***** Given information *****

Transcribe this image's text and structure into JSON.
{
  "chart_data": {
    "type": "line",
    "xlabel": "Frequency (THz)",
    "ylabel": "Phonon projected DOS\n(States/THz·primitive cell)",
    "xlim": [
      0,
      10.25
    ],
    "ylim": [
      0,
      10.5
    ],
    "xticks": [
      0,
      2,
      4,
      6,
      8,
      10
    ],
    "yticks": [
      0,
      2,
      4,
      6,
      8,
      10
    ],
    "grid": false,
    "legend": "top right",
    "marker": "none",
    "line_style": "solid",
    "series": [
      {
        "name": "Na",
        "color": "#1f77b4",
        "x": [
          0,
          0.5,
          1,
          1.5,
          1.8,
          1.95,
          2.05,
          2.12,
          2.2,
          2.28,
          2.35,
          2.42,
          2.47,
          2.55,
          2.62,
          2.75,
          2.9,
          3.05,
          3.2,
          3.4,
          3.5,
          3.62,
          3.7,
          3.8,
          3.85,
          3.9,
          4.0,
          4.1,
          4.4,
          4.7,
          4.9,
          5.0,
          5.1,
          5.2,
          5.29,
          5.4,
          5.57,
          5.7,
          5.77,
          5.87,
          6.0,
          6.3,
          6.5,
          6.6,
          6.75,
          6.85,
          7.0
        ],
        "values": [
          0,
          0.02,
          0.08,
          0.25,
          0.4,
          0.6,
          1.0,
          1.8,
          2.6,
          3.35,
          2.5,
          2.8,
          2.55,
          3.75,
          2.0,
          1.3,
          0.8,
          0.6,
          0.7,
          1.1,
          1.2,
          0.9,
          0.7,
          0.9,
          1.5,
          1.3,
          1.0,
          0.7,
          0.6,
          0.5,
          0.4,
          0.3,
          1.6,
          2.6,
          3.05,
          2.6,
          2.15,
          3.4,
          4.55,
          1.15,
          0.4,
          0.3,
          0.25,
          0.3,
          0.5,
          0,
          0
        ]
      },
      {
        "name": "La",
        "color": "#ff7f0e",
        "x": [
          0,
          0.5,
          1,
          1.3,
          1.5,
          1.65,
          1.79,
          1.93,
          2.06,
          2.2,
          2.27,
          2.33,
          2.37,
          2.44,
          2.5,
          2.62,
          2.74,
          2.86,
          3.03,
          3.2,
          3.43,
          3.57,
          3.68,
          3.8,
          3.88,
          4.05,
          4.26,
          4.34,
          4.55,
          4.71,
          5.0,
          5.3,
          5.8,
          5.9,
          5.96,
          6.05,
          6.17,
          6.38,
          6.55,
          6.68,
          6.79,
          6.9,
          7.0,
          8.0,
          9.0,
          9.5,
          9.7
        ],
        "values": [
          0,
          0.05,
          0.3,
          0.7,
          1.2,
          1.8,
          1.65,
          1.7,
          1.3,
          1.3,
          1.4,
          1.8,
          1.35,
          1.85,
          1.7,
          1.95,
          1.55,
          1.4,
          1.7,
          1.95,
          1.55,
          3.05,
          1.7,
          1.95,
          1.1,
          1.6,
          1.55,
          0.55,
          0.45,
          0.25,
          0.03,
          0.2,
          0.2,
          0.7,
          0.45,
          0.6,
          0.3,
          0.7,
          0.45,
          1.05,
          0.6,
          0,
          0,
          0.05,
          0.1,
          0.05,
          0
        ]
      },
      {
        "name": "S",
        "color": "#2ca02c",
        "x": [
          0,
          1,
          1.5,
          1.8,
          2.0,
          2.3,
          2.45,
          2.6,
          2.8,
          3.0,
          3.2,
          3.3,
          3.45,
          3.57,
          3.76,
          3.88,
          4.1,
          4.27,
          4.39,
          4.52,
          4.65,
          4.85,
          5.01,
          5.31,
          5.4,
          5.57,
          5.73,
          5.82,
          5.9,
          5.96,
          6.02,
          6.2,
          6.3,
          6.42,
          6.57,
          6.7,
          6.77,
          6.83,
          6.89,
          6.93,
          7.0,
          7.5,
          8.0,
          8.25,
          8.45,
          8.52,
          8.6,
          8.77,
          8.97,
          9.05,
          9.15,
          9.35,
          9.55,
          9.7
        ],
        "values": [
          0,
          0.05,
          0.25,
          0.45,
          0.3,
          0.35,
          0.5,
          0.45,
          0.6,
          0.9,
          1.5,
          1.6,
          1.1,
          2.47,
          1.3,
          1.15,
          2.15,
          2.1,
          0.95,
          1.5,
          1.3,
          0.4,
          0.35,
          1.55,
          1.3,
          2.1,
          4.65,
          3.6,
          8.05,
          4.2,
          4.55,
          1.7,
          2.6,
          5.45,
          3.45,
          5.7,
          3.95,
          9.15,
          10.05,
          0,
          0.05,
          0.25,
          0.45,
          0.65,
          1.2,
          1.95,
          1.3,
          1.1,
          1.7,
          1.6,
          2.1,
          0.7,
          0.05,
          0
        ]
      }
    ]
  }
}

*****

Give back all the records exactly as they stand.

Answer to this problem:
Transcribe this image's text and structure into JSON.
{
  "chart_data": {
    "type": "line",
    "xlabel": "Frequency (THz)",
    "ylabel": "Phonon projected DOS\n(States/THz·primitive cell)",
    "xlim": [
      0,
      10.25
    ],
    "ylim": [
      0,
      10.5
    ],
    "xticks": [
      0,
      2,
      4,
      6,
      8,
      10
    ],
    "yticks": [
      0,
      2,
      4,
      6,
      8,
      10
    ],
    "grid": false,
    "legend": "top right",
    "marker": "none",
    "line_style": "solid",
    "series": [
      {
        "name": "Na",
        "color": "#1f77b4",
        "x": [
          0,
          0.5,
          1,
          1.5,
          1.8,
          1.95,
          2.05,
          2.12,
          2.2,
          2.28,
          2.35,
          2.42,
          2.47,
          2.55,
          2.62,
          2.75,
          2.9,
          3.05,
          3.2,
          3.4,
          3.5,
          3.62,
          3.7,
          3.8,
          3.85,
          3.9,
          4.0,
          4.1,
          4.4,
          4.7,
          4.9,
          5.0,
          5.1,
          5.2,
          5.29,
          5.4,
          5.57,
          5.7,
          5.77,
          5.87,
          6.0,
          6.3,
          6.5,
          6.6,
          6.75,
          6.85,
          7.0
        ],
        "values": [
          0,
          0.02,
          0.08,
          0.25,
          0.4,
          0.6,
          1.0,
          1.8,
          2.6,
          3.35,
          2.5,
          2.8,
          2.55,
          3.75,
          2.0,
          1.3,
          0.8,
          0.6,
          0.7,
          1.1,
          1.2,
          0.9,
          0.7,
          0.9,
          1.5,
          1.3,
          1.0,
          0.7,
          0.6,
          0.5,
          0.4,
          0.3,
          1.6,
          2.6,
          3.05,
          2.6,
          2.15,
          3.4,
          4.55,
          1.15,
          0.4,
          0.3,
          0.25,
          0.3,
          0.5,
          0,
          0
        ]
      },
      {
        "name": "La",
        "color": "#ff7f0e",
        "x": [
          0,
          0.5,
          1,
          1.3,
          1.5,
          1.65,
          1.79,
          1.93,
          2.06,
          2.2,
          2.27,
          2.33,
          2.37,
          2.44,
          2.5,
          2.62,
          2.74,
          2.86,
          3.03,
          3.2,
          3.43,
          3.57,
          3.68,
          3.8,
          3.88,
          4.05,
          4.26,
          4.34,
          4.55,
          4.71,
          5.0,
          5.3,
          5.8,
          5.9,
          5.96,
          6.05,
          6.17,
          6.38,
          6.55,
          6.68,
          6.79,
          6.9,
          7.0,
          8.0,
          9.0,
          9.5,
          9.7
        ],
        "values": [
          0,
          0.05,
          0.3,
          0.7,
          1.2,
          1.8,
          1.65,
          1.7,
          1.3,
          1.3,
          1.4,
          1.8,
          1.35,
          1.85,
          1.7,
          1.95,
          1.55,
          1.4,
          1.7,
          1.95,
          1.55,
          3.05,
          1.7,
          1.95,
          1.1,
          1.6,
          1.55,
          0.55,
          0.45,
          0.25,
          0.03,
          0.2,
          0.2,
          0.7,
          0.45,
          0.6,
          0.3,
          0.7,
          0.45,
          1.05,
          0.6,
          0,
          0,
          0.05,
          0.1,
          0.05,
          0
        ]
      },
      {
        "name": "S",
        "color": "#2ca02c",
        "x": [
          0,
          1,
          1.5,
          1.8,
          2.0,
          2.3,
          2.45,
          2.6,
          2.8,
          3.0,
          3.2,
          3.3,
          3.45,
          3.57,
          3.76,
          3.88,
          4.1,
          4.27,
          4.39,
          4.52,
          4.65,
          4.85,
          5.01,
          5.31,
          5.4,
          5.57,
          5.73,
          5.82,
          5.9,
          5.96,
          6.02,
          6.2,
          6.3,
          6.42,
          6.57,
          6.7,
          6.77,
          6.83,
          6.89,
          6.93,
          7.0,
          7.5,
          8.0,
          8.25,
          8.45,
          8.52,
          8.6,
          8.77,
          8.97,
          9.05,
          9.15,
          9.35,
          9.55,
          9.7
        ],
        "values": [
          0,
          0.05,
          0.25,
          0.45,
          0.3,
          0.35,
          0.5,
          0.45,
          0.6,
          0.9,
          1.5,
          1.6,
          1.1,
          2.47,
          1.3,
          1.15,
          2.15,
          2.1,
          0.95,
          1.5,
          1.3,
          0.4,
          0.35,
          1.55,
          1.3,
          2.1,
          4.65,
          3.6,
          8.05,
          4.2,
          4.55,
          1.7,
          2.6,
          5.45,
          3.45,
          5.7,
          3.95,
          9.15,
          10.05,
          0,
          0.05,
          0.25,
          0.45,
          0.65,
          1.2,
          1.95,
          1.3,
          1.1,
          1.7,
          1.6,
          2.1,
          0.7,
          0.05,
          0
        ]
      }
    ]
  }
}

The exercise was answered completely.